Task details
Each line of the material below that holds the word "soum" needs to be copied.

------------------------------------------------------------------------

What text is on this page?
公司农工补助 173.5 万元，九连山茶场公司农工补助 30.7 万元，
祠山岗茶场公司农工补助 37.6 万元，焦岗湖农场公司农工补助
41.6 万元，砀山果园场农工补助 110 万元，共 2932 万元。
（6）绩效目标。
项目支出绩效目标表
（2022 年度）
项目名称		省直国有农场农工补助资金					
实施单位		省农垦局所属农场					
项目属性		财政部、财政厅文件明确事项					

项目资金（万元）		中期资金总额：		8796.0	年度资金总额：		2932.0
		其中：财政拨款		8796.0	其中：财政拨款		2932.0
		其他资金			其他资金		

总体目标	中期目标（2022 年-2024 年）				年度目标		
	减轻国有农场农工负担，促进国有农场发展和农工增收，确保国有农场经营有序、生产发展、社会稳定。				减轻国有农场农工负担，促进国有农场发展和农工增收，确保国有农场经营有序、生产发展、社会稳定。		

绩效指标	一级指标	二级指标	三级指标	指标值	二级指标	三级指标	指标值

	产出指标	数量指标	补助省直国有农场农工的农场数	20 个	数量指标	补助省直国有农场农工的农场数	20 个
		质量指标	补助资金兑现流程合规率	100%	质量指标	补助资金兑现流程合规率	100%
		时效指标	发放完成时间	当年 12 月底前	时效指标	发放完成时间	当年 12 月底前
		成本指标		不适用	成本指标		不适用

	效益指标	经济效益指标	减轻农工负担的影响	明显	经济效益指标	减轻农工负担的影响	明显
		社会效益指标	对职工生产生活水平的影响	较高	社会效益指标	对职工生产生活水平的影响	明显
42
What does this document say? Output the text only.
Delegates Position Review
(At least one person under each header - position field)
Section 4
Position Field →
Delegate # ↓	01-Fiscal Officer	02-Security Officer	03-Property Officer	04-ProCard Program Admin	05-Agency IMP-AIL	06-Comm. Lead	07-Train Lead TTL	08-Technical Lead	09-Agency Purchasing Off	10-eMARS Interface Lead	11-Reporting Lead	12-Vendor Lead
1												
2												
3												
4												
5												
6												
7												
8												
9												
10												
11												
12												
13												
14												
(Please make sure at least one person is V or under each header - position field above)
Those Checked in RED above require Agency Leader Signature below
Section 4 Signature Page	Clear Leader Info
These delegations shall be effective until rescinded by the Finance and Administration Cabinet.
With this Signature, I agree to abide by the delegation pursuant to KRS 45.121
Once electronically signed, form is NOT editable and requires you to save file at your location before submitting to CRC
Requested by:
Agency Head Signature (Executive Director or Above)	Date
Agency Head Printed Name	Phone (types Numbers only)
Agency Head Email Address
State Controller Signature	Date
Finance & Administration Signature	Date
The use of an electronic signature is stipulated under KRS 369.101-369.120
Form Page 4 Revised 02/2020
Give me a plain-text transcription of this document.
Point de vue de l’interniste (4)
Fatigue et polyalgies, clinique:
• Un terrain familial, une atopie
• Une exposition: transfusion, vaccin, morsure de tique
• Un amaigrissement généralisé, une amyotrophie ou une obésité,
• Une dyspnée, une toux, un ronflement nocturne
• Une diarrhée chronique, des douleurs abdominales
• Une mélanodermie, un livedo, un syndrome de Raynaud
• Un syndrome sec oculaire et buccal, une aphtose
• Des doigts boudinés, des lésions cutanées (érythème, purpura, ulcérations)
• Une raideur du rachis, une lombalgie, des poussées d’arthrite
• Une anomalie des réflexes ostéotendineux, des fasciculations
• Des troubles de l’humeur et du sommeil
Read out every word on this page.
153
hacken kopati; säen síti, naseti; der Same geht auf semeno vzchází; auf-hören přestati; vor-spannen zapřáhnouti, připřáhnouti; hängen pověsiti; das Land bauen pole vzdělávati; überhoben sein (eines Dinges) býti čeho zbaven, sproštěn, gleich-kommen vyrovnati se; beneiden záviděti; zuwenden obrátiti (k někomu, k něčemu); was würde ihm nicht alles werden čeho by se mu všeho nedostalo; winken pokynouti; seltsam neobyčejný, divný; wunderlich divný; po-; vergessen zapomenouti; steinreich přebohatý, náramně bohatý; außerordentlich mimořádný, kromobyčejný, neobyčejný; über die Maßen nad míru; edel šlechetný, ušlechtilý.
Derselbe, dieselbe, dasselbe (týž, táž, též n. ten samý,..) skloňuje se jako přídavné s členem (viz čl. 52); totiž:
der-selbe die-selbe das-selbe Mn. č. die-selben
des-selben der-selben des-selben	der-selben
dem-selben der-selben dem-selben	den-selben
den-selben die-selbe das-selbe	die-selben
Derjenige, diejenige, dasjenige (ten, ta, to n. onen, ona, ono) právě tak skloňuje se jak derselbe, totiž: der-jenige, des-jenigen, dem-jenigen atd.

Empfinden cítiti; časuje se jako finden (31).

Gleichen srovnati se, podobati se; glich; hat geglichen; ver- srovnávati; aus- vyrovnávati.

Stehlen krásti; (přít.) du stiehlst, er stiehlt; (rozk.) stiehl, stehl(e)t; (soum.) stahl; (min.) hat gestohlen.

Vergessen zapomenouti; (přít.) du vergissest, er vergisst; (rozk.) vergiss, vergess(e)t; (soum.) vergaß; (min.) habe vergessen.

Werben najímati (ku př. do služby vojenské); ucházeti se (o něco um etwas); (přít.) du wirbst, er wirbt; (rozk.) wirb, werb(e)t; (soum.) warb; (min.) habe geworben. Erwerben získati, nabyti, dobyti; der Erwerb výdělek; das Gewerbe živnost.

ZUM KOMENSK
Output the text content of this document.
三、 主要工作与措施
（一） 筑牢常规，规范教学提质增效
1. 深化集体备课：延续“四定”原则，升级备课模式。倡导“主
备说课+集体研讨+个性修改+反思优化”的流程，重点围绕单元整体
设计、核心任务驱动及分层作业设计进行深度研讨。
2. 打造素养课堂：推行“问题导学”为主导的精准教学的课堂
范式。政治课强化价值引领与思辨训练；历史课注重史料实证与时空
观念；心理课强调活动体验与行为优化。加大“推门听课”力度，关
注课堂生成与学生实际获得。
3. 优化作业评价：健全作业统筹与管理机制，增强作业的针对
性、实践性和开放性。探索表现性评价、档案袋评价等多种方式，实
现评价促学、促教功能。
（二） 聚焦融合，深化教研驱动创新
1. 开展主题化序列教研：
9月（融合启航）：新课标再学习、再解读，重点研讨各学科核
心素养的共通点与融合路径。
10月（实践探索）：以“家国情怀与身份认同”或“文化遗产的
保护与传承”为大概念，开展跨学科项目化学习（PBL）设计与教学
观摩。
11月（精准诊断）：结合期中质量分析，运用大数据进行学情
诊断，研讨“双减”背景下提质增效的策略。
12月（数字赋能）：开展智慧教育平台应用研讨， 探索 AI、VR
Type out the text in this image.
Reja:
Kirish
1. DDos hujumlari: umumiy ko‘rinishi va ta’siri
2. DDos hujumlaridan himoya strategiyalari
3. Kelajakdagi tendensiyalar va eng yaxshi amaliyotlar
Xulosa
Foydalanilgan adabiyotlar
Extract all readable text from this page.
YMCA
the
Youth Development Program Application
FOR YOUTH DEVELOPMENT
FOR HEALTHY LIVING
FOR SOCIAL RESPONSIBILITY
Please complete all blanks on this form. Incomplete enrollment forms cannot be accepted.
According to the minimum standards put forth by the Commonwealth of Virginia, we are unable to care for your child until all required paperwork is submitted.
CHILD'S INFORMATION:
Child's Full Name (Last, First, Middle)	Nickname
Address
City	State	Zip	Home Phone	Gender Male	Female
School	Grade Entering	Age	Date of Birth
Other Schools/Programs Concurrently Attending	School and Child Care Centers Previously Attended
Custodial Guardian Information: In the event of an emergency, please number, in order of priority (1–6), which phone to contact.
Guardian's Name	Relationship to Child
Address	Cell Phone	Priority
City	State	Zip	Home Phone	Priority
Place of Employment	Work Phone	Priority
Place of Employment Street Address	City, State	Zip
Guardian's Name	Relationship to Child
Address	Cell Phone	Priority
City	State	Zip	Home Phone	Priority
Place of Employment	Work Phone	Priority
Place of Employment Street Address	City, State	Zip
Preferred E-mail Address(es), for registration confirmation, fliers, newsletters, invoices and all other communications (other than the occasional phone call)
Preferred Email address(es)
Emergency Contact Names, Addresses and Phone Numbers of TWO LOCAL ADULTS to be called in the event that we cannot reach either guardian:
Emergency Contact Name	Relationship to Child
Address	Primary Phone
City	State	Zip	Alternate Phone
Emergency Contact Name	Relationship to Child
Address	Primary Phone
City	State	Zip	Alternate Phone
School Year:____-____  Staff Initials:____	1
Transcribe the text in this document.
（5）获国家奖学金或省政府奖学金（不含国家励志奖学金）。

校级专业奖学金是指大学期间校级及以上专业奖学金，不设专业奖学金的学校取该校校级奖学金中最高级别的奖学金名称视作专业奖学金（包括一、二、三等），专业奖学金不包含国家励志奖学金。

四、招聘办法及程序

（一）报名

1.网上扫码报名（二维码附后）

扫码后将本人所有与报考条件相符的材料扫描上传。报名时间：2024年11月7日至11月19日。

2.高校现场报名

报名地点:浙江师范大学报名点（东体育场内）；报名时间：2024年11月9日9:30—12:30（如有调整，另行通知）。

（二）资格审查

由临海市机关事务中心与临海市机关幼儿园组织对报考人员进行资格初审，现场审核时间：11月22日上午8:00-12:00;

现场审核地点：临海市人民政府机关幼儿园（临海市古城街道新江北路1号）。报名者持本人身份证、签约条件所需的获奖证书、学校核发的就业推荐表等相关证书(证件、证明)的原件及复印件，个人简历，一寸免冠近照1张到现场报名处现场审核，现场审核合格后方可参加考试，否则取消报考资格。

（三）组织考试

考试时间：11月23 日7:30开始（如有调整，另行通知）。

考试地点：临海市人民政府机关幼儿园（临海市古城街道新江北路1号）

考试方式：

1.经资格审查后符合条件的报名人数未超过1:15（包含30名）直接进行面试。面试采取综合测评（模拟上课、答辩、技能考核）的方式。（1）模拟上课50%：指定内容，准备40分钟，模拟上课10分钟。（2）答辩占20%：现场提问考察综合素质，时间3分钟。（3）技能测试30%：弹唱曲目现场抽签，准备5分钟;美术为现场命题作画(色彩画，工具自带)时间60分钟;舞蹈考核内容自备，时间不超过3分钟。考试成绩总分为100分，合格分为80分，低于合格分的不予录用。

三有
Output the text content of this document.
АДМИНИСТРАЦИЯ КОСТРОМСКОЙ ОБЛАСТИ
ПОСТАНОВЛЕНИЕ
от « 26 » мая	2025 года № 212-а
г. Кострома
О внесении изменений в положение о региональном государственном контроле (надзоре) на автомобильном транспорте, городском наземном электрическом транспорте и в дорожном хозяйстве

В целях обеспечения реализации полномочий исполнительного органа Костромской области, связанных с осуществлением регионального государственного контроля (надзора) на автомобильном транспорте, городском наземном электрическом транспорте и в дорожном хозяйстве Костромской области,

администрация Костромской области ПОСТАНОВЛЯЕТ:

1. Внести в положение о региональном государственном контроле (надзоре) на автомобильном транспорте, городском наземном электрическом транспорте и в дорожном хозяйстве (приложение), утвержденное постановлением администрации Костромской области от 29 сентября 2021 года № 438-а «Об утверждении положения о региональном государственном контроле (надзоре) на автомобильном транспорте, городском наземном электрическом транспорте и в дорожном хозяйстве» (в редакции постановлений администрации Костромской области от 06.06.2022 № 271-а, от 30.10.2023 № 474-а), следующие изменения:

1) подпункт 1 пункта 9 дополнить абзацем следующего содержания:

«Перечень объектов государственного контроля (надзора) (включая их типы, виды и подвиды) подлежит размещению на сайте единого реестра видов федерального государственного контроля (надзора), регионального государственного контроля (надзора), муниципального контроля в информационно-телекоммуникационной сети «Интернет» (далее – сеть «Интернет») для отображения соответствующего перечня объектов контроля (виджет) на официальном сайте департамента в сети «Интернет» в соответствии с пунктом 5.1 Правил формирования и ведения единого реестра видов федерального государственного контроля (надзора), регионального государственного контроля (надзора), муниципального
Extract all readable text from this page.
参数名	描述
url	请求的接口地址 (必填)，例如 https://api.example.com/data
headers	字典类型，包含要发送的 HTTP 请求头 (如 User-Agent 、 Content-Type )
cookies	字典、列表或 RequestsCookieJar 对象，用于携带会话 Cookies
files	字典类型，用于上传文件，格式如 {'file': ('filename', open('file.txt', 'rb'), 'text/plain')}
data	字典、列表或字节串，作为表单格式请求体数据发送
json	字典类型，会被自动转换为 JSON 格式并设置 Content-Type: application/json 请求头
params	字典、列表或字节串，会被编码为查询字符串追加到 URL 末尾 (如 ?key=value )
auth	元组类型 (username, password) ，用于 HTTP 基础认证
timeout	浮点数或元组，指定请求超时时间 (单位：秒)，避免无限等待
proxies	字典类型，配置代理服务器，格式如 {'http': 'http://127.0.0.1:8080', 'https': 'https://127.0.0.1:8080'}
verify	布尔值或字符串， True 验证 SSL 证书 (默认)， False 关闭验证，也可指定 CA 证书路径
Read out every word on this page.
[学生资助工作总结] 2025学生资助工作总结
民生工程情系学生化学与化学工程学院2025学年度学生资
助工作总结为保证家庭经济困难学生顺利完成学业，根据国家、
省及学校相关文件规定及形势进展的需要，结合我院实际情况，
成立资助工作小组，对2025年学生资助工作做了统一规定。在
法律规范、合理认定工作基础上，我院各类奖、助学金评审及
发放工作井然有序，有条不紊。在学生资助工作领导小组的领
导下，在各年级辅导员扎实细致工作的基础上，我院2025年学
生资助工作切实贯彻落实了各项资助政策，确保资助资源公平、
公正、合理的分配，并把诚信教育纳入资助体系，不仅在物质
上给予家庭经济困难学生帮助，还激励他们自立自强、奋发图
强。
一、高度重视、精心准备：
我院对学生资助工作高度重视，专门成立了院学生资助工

------------------------------------------------------------------------

Final result
Stehlen krásti; (přít.) du stiehlst, er stiehlt; (rozk.) stiehl, stehl(e)t; (soum.) stahl; (min.) hat gestohlen.
Vergessen zapomenouti; (přít.) du vergissest, er vergisst; (rozk.) vergiss, vergess(e)t; (soum.) vergaß; (min.) habe vergessen.
Werben najímati (ku př. do služby vojenské); ucházeti se (o něco um etwas); (přít.) du wirbst, er wirbt; (rozk.) wirb, werb(e)t; (soum.) warb; (min.) habe geworben. Erwerben získati, nabyti, dobyti; der Erwerb výdělek; das Gewerbe živnost.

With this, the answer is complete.